**THE PROBLEM**
Identify all lines in the listing that include the word "status", and copy them out.

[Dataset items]
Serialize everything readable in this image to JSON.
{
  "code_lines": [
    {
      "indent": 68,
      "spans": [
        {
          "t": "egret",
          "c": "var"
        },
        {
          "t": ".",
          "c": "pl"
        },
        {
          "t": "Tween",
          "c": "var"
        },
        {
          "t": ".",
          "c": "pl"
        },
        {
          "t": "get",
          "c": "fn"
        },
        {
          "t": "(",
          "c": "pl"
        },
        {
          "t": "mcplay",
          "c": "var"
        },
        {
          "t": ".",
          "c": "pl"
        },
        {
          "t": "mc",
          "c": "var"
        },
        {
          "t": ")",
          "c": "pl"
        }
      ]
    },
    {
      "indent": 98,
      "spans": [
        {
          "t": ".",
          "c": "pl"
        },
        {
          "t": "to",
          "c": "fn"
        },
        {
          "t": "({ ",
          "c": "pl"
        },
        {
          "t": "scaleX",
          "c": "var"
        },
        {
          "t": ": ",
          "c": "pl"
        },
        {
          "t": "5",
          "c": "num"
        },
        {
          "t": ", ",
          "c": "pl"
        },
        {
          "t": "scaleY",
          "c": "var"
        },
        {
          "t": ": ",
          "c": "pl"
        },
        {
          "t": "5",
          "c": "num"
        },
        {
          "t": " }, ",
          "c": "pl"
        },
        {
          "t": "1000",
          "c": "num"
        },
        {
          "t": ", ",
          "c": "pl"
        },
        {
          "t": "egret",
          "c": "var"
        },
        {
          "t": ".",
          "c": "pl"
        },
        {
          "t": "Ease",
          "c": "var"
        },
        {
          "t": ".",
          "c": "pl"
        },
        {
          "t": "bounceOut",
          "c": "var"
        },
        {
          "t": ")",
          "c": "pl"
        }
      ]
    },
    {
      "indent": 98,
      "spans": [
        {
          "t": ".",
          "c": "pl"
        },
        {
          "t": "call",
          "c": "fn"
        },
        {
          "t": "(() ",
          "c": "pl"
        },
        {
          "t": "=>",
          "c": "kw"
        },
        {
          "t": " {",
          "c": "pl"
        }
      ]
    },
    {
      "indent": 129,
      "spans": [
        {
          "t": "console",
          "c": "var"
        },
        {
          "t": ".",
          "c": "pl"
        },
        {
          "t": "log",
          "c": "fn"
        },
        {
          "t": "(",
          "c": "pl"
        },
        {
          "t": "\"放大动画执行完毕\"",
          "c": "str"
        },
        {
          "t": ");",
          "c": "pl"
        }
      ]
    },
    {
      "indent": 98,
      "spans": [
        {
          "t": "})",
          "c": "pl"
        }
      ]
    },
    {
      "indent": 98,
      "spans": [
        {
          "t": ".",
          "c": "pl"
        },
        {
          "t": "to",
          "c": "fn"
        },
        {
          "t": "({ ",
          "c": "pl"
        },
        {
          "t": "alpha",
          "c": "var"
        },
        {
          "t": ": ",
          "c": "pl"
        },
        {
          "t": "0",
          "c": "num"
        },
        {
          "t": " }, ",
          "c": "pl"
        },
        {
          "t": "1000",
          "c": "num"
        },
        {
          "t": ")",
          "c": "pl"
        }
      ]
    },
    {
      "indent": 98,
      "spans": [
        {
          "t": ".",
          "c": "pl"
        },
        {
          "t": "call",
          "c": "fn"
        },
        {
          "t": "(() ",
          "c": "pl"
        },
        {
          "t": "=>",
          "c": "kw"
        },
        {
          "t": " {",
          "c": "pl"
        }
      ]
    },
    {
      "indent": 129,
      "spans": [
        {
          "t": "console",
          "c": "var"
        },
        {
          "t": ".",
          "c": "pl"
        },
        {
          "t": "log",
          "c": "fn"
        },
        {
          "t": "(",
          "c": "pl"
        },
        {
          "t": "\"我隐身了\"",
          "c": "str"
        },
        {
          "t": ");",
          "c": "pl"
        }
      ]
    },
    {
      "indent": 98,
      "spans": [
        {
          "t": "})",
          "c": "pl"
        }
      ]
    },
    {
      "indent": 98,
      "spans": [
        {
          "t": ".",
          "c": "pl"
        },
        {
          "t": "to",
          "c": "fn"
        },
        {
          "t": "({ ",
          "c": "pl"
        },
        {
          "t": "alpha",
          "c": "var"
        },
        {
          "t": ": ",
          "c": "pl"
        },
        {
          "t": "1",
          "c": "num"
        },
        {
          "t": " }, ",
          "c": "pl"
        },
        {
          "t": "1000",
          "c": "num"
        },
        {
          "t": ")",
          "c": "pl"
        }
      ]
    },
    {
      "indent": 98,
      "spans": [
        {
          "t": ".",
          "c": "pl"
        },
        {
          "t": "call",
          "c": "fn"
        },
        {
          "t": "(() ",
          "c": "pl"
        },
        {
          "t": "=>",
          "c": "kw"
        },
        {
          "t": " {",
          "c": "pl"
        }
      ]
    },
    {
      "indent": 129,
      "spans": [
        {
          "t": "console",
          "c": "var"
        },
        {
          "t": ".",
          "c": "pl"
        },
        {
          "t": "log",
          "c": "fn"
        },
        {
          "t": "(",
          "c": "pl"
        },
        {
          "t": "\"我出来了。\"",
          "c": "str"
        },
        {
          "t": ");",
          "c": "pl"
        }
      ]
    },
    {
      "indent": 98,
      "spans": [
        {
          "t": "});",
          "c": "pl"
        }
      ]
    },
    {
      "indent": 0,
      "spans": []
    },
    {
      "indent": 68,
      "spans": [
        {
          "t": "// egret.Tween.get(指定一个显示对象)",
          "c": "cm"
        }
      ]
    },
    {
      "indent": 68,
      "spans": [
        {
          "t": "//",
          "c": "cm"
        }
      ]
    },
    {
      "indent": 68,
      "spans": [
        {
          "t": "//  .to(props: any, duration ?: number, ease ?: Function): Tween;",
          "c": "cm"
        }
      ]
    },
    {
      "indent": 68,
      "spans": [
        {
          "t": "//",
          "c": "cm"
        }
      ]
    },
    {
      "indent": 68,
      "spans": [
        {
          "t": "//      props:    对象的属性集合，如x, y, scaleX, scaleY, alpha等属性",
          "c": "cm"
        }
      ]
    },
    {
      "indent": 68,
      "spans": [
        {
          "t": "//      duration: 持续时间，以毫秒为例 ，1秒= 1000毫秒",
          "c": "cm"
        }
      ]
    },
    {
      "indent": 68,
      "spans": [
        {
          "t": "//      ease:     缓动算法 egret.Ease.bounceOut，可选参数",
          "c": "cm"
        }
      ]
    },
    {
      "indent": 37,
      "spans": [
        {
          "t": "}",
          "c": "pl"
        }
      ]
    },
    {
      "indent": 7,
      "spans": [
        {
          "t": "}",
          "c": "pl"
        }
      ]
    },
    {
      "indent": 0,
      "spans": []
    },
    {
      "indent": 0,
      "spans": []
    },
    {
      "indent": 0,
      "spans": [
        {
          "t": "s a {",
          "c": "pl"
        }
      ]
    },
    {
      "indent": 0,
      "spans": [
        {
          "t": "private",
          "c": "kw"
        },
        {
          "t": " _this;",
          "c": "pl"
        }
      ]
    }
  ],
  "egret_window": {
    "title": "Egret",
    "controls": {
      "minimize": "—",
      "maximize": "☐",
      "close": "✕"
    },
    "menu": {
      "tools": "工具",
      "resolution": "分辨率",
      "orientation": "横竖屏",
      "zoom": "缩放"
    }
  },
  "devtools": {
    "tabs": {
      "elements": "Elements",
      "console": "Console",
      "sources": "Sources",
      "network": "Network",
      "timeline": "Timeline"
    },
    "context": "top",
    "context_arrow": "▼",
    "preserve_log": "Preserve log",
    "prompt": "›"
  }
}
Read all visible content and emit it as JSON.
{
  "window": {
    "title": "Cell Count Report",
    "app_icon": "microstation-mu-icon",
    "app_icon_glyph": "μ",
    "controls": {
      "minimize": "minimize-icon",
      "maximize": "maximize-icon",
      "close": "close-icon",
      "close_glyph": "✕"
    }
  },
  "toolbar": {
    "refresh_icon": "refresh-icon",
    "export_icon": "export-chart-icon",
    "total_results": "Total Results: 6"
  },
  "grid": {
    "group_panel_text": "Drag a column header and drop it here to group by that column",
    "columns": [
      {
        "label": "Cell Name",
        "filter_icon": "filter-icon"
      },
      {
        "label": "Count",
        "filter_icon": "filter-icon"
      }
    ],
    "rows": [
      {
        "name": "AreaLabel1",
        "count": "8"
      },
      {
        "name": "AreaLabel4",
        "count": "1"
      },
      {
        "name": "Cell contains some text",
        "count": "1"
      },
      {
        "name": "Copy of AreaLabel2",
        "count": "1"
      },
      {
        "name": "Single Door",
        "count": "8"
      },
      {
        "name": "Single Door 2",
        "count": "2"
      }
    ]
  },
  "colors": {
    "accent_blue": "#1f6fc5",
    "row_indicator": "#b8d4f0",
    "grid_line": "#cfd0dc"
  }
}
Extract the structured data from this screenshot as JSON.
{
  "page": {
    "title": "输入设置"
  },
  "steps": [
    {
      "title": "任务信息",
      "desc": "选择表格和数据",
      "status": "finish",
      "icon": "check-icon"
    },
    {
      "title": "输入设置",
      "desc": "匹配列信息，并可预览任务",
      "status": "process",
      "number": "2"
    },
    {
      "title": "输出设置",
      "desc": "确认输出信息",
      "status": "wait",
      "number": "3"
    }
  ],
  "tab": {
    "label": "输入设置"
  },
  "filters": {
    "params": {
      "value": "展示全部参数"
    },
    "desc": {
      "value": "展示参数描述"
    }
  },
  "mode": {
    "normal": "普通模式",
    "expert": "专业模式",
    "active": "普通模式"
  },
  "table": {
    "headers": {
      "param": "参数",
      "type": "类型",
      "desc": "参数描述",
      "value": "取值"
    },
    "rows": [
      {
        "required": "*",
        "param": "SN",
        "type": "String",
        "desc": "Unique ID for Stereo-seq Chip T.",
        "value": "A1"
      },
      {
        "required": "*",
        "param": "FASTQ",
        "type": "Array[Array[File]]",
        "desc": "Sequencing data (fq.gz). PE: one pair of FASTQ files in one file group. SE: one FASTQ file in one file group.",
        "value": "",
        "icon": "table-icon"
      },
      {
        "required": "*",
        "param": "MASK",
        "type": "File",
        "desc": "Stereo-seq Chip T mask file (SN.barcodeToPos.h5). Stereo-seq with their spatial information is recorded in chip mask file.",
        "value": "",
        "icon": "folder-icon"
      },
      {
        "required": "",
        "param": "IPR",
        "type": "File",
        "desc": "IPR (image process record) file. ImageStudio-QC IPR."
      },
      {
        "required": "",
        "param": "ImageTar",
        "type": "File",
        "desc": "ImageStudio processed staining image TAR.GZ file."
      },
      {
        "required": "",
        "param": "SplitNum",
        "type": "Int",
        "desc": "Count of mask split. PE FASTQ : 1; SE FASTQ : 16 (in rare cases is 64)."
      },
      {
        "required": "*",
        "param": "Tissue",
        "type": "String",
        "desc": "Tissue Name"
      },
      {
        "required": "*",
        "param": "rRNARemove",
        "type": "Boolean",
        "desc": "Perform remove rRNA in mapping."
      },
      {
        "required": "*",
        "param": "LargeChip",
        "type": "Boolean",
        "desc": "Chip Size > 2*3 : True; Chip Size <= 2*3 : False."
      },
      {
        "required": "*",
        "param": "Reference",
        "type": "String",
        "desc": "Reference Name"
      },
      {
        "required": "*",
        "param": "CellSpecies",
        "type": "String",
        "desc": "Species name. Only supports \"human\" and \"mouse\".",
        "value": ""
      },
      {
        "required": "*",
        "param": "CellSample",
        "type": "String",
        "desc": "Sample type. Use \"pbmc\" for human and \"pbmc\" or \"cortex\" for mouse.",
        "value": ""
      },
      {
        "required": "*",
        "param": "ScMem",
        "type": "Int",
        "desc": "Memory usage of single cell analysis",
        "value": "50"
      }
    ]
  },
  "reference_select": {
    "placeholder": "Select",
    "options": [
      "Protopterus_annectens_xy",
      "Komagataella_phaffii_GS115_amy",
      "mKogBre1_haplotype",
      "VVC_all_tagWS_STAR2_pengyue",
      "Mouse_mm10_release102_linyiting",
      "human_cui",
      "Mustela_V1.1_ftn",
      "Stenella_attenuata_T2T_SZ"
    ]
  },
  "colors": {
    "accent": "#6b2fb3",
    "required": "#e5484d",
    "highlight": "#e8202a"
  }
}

**WRITTEN REPLY**
      "status": "finish",
      "status": "process",
      "status": "wait",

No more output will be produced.